◆ AIM
Count the lines in the rows below that contain the string "Book". Give only the number.

◆ TASK INPUTS
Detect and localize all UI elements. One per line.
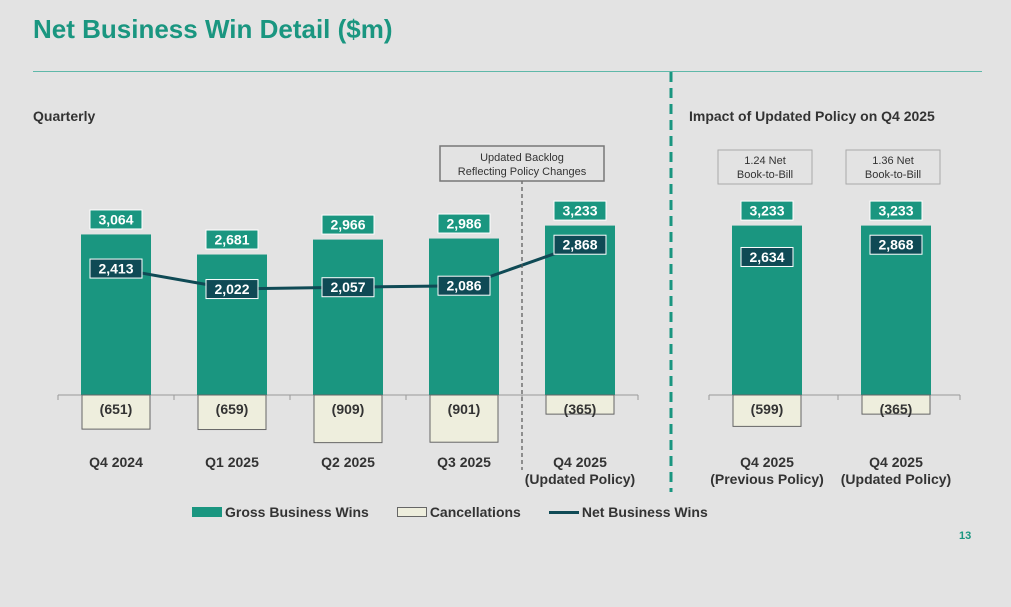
legend-item-net: Net Business Wins [548,504,708,520]
quarterly-cancellation-label-3: (901) [448,401,481,417]
impact-callout-0-line-0: 1.24 Net [744,155,786,167]
legend-label-cancellations: Cancellations [429,504,521,520]
impact-cancellation-bar-0 [732,394,802,427]
quarterly-gross-bar-0 [81,234,151,395]
impact-category-label-0-line-0: Q4 2025 [740,454,794,470]
quarterly-category-label-4-line-1: (Updated Policy) [525,471,635,487]
quarterly-net-label-1-text: 2,022 [214,281,249,297]
policy-change-annotation-box [439,145,605,182]
title-divider [33,71,982,72]
impact-callout-1-line-0: 1.36 Net [872,155,914,167]
quarterly-category-label-0-line-0: Q4 2024 [89,454,143,470]
quarterly-gross-label-0-box [89,209,143,230]
quarterly-net-label-1-box [205,279,259,300]
page-title: Net Business Win Detail ($m) [33,14,393,44]
impact-callout-1-line-1: Book-to-Bill [865,169,921,181]
impact-net-label-0-text: 2,634 [749,249,784,265]
quarterly-category-label-2-line-0: Q2 2025 [321,454,375,470]
quarterly-cancellation-label-1: (659) [216,401,249,417]
quarterly-gross-bar-1 [197,254,267,395]
quarterly-gross-label-1-text: 2,681 [214,232,249,248]
quarterly-gross-label-0-text: 3,064 [98,211,133,227]
quarterly-cancellation-label-2: (909) [332,401,365,417]
legend-swatch-net [548,510,579,514]
impact-category-label-1-line-1: (Updated Policy) [841,471,951,487]
impact-category-label-0-line-1: (Previous Policy) [710,471,824,487]
impact-gross-label-0-box [740,200,794,221]
impact-net-label-0-box [740,246,794,267]
impact-net-label-1-text: 2,868 [878,237,913,253]
quarterly-gross-label-2-text: 2,966 [330,217,365,233]
quarterly-section-title: Quarterly [33,108,96,124]
impact-cancellation-bar-1 [861,394,931,415]
impact-section-title: Impact of Updated Policy on Q4 2025 [689,108,935,124]
impact-callout-box-0 [717,149,813,185]
impact-cancellation-label-1: (365) [880,401,913,417]
quarterly-net-label-3-text: 2,086 [446,278,481,294]
impact-cancellation-label-0: (599) [751,401,784,417]
quarterly-category-label-3-line-0: Q3 2025 [437,454,491,470]
impact-net-label-1-box [869,234,923,255]
legend-swatch-cancellations [396,507,427,517]
quarterly-cancellation-bar-3 [429,394,499,443]
quarterly-cancellation-label-4: (365) [564,401,597,417]
legend-item-cancellations: Cancellations [396,504,521,520]
quarterly-net-label-4-text: 2,868 [562,237,597,253]
quarterly-gross-label-2-box [321,214,375,235]
quarterly-net-label-4-box [553,234,607,255]
quarterly-gross-bar-3 [429,238,499,395]
legend-swatch-gross [192,507,222,517]
quarterly-net-label-3-box [437,275,491,296]
quarterly-category-label-4-line-0: Q4 2025 [553,454,607,470]
quarterly-gross-label-4-box [553,200,607,221]
quarterly-cancellation-bar-2 [313,394,383,444]
impact-gross-label-1-box [869,200,923,221]
policy-change-annotation-line-0: Updated Backlog [480,152,564,164]
quarterly-net-label-2-box [321,277,375,298]
policy-change-annotation-line-1: Reflecting Policy Changes [458,166,587,178]
quarterly-net-label-2-text: 2,057 [330,279,365,295]
legend-label-gross: Gross Business Wins [225,504,369,520]
quarterly-gross-label-3-text: 2,986 [446,216,481,232]
quarterly-gross-bar-2 [313,239,383,395]
impact-callout-box-1 [845,149,941,185]
quarterly-cancellation-bar-0 [81,394,151,430]
chart-legend: Gross Business Wins Cancellations Net Bu… [192,503,736,521]
legend-item-gross: Gross Business Wins [192,504,369,520]
quarterly-net-label-0-box [89,258,143,279]
impact-gross-label-1-text: 3,233 [878,203,913,219]
quarterly-cancellation-label-0: (651) [100,401,133,417]
legend-label-net: Net Business Wins [581,504,708,520]
quarterly-category-label-1-line-0: Q1 2025 [205,454,259,470]
page-number: 13 [959,530,972,542]
impact-category-label-1-line-0: Q4 2025 [869,454,923,470]
quarterly-gross-label-3-box [437,213,491,234]
quarterly-gross-label-4-text: 3,233 [562,203,597,219]
impact-callout-0-line-1: Book-to-Bill [737,169,793,181]
quarterly-net-label-0-text: 2,413 [98,261,133,277]
quarterly-cancellation-bar-4 [545,394,615,415]
impact-gross-label-0-text: 3,233 [749,203,784,219]
quarterly-gross-label-1-box [205,229,259,250]
quarterly-cancellation-bar-1 [197,394,267,431]
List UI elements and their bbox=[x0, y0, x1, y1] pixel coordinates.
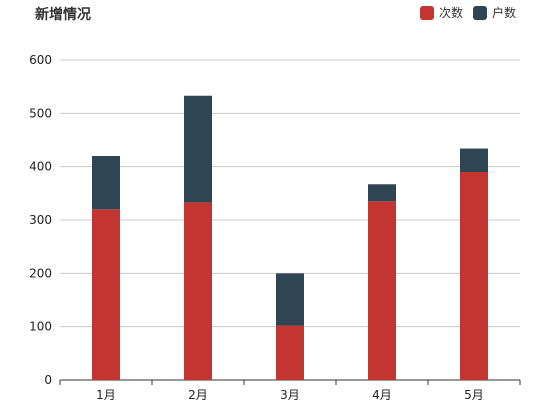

◆ WRITTEN RESPONSE
2